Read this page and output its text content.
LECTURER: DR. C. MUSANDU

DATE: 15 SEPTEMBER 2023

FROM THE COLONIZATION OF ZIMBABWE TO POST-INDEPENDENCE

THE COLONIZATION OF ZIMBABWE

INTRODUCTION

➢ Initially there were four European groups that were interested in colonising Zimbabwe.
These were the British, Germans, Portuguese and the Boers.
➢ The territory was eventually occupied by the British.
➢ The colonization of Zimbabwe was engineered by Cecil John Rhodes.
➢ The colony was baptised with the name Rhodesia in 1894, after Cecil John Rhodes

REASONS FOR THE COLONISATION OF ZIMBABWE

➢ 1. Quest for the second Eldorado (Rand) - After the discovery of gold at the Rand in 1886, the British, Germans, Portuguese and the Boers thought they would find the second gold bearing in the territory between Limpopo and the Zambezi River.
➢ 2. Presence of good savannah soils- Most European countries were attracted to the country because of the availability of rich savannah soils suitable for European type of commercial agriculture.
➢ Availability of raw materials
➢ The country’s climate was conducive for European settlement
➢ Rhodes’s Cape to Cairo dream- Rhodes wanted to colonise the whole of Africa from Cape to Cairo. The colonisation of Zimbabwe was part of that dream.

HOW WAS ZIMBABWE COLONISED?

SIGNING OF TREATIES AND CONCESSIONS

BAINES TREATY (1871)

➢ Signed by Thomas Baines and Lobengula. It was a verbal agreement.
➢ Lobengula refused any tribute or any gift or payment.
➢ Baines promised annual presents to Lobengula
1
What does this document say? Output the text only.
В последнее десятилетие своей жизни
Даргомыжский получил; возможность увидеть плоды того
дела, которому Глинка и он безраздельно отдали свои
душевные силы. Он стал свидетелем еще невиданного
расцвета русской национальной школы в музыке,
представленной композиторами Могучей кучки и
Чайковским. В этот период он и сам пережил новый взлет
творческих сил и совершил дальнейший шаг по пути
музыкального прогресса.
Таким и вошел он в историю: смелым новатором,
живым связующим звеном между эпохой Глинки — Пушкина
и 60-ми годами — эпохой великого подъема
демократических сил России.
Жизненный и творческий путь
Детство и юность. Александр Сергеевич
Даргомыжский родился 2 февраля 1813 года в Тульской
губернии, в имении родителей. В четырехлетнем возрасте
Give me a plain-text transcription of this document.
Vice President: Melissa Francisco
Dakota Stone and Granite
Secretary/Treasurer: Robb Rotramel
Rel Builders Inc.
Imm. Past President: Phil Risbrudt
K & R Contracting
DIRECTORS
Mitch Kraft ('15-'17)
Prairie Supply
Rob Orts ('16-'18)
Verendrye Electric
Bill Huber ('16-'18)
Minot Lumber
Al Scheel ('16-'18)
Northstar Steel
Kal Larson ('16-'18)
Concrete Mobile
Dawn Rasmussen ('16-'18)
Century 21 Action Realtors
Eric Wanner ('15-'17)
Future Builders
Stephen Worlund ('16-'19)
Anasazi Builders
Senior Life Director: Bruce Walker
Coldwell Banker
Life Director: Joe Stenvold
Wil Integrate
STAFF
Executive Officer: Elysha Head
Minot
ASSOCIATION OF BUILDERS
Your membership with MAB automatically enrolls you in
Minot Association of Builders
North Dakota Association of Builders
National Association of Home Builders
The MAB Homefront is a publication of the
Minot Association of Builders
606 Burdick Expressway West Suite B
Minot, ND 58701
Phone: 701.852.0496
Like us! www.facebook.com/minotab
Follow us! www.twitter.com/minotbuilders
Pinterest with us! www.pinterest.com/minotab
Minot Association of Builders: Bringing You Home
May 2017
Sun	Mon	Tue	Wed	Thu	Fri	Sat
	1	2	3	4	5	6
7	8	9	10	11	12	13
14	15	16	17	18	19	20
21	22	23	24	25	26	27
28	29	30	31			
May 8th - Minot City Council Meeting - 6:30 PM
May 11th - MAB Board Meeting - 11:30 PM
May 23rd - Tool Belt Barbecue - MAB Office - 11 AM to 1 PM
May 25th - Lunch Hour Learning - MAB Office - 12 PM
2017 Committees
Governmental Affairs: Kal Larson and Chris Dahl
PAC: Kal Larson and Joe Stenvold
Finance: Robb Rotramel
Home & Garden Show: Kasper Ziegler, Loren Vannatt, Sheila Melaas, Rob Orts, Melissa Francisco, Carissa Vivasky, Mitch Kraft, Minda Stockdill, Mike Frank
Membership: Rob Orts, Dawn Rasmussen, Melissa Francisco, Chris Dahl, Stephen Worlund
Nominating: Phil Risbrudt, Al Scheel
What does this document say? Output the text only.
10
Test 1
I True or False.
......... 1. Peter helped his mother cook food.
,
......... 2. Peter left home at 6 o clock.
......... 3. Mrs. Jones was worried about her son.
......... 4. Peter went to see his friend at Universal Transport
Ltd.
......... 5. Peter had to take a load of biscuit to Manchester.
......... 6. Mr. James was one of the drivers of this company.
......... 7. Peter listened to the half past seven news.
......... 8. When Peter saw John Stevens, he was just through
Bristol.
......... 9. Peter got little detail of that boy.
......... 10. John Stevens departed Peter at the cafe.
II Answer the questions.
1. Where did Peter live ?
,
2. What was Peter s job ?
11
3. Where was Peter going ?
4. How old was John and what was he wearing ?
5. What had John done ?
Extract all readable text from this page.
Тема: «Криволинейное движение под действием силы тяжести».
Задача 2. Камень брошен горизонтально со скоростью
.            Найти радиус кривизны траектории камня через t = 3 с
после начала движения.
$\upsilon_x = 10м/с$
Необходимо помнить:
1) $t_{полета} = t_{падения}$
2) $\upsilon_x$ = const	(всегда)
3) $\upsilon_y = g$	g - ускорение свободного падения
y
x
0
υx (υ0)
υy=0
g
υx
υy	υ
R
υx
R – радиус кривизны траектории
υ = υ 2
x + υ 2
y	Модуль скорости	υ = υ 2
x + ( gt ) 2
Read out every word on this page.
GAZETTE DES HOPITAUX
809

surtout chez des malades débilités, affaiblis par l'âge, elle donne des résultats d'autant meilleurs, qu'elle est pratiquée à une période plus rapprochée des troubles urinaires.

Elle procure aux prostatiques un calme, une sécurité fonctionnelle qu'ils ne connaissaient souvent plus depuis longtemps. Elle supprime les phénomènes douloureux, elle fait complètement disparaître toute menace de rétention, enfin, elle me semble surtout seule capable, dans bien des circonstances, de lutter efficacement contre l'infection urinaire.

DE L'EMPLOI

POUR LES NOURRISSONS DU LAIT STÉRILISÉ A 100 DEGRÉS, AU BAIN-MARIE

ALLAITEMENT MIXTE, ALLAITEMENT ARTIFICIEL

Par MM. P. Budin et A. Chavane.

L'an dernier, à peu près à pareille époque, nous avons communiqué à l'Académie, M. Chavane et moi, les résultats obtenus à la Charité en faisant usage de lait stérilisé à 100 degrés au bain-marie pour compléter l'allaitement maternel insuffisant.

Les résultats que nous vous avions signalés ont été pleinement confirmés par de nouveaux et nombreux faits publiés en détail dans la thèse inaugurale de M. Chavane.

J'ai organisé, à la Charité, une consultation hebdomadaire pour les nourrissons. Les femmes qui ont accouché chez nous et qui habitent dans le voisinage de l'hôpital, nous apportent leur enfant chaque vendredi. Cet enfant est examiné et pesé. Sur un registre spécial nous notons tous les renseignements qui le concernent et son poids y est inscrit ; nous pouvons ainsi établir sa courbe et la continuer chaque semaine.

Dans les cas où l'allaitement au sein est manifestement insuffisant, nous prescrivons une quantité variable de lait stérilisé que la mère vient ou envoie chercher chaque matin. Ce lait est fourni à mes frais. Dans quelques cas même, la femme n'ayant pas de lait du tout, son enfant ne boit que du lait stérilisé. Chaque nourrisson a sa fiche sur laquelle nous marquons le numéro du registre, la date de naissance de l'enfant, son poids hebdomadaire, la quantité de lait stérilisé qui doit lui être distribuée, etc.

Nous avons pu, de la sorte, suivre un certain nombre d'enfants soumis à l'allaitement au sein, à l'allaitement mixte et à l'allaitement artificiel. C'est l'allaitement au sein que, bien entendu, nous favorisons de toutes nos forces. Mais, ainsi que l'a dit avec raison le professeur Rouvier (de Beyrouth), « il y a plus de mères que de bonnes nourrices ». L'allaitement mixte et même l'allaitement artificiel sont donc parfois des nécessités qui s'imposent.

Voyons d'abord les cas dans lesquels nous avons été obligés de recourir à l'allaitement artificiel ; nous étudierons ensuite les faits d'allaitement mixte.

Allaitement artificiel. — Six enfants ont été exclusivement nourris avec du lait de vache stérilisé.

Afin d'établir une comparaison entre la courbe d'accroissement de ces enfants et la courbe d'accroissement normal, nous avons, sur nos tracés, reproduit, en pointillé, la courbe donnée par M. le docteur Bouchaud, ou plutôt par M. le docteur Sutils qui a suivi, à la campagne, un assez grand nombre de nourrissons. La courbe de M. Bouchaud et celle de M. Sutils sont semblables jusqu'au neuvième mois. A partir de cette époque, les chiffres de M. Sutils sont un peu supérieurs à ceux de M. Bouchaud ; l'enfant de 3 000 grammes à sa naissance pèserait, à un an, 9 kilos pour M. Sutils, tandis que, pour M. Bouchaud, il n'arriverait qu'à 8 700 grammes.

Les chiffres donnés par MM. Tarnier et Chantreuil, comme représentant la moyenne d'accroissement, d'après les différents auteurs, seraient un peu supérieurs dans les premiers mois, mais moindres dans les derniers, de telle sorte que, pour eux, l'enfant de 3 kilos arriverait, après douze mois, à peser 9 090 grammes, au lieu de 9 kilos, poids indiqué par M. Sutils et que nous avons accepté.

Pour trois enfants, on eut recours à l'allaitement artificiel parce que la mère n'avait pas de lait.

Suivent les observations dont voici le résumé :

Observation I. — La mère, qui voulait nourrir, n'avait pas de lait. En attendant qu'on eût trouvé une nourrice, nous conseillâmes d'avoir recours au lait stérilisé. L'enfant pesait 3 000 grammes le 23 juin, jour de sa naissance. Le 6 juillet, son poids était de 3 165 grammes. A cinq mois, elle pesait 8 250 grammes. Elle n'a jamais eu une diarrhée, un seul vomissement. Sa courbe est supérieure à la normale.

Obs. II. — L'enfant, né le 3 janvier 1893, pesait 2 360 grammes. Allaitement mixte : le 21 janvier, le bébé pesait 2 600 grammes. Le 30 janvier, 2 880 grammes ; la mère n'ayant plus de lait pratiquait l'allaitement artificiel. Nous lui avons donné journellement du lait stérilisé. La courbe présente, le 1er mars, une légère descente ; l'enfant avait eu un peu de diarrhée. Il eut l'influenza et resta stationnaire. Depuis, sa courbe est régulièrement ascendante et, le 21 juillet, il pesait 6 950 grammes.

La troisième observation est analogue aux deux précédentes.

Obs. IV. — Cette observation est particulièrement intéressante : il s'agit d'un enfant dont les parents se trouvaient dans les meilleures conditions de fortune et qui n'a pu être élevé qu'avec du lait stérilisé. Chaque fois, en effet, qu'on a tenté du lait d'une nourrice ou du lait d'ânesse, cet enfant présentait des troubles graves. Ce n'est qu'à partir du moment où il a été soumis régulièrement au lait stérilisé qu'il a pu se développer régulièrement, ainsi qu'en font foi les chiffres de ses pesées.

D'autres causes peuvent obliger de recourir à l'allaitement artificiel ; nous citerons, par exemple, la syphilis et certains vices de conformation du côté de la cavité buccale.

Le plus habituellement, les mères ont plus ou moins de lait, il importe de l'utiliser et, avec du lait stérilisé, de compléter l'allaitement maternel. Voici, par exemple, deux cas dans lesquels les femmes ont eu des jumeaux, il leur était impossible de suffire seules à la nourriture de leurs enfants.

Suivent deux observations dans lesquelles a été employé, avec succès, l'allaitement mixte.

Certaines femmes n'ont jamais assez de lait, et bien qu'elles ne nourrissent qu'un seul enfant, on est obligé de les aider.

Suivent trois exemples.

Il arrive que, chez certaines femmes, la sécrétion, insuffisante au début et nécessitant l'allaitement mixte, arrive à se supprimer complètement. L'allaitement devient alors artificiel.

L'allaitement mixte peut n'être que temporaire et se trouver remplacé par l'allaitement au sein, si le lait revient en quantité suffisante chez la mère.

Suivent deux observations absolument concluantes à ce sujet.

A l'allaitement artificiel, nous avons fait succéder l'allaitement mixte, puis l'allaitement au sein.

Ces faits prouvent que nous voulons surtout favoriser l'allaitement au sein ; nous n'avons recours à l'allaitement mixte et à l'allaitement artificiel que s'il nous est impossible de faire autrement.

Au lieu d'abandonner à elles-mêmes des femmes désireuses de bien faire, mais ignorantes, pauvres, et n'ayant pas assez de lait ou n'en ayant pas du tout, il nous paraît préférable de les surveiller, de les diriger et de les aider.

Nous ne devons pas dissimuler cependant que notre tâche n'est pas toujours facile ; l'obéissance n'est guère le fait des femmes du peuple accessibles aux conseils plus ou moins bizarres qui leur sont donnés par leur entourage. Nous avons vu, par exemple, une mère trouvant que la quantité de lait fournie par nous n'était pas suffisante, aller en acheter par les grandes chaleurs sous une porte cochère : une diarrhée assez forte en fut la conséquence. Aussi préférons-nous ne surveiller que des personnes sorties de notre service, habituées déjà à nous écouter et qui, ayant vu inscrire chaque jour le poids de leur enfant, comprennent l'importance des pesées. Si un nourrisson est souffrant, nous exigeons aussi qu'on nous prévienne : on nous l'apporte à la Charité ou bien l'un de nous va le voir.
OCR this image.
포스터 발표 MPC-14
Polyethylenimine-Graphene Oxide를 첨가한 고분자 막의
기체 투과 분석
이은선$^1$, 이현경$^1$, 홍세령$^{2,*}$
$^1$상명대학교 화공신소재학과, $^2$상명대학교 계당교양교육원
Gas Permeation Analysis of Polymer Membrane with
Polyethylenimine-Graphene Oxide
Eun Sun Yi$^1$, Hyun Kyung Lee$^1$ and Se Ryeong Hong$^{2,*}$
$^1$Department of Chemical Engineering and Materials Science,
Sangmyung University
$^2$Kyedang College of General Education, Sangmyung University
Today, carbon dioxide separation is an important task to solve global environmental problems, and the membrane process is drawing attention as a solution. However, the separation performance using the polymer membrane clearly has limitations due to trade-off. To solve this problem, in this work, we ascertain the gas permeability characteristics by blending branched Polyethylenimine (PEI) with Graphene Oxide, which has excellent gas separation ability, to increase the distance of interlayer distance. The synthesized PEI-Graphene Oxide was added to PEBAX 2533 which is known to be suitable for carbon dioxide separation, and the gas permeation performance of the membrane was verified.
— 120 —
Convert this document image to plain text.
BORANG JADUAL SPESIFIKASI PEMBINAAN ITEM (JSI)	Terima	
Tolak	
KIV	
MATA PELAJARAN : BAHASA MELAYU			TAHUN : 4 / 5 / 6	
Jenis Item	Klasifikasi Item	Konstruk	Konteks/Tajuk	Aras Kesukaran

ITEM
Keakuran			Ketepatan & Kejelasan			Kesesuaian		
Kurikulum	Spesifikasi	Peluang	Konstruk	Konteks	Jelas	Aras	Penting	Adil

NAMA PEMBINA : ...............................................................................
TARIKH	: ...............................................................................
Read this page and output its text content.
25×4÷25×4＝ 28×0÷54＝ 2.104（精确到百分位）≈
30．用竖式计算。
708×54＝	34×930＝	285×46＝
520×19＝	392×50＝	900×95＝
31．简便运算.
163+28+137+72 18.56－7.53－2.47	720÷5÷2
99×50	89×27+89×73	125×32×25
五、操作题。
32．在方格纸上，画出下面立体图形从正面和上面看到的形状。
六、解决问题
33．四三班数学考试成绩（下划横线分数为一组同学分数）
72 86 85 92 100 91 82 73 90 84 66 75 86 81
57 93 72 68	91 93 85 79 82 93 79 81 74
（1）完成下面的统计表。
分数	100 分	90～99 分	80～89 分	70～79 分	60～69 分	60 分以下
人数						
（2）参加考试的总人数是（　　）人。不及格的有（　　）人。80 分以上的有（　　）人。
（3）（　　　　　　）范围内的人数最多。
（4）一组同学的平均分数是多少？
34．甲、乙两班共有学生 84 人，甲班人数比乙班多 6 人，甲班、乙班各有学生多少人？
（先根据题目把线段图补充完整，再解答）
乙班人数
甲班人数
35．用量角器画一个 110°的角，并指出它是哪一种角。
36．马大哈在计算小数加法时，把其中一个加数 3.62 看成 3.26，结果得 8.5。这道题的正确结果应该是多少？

Problem to work on :: Show each line of the listing that holds the string "deux".

Worked solution ::
La troisième observation est analogue aux deux précédentes.
Le plus habituellement, les mères ont plus ou moins de lait, il importe de l'utiliser et, avec du lait stérilisé, de compléter l'allaitement maternel. Voici, par exemple, deux cas dans lesquels les femmes ont eu des jumeaux, il leur était impossible de suffire seules à la nourriture de leurs enfants.
Suivent deux observations dans lesquelles a été employé, avec succès, l'allaitement mixte.
Suivent deux observations absolument concluantes à ce sujet.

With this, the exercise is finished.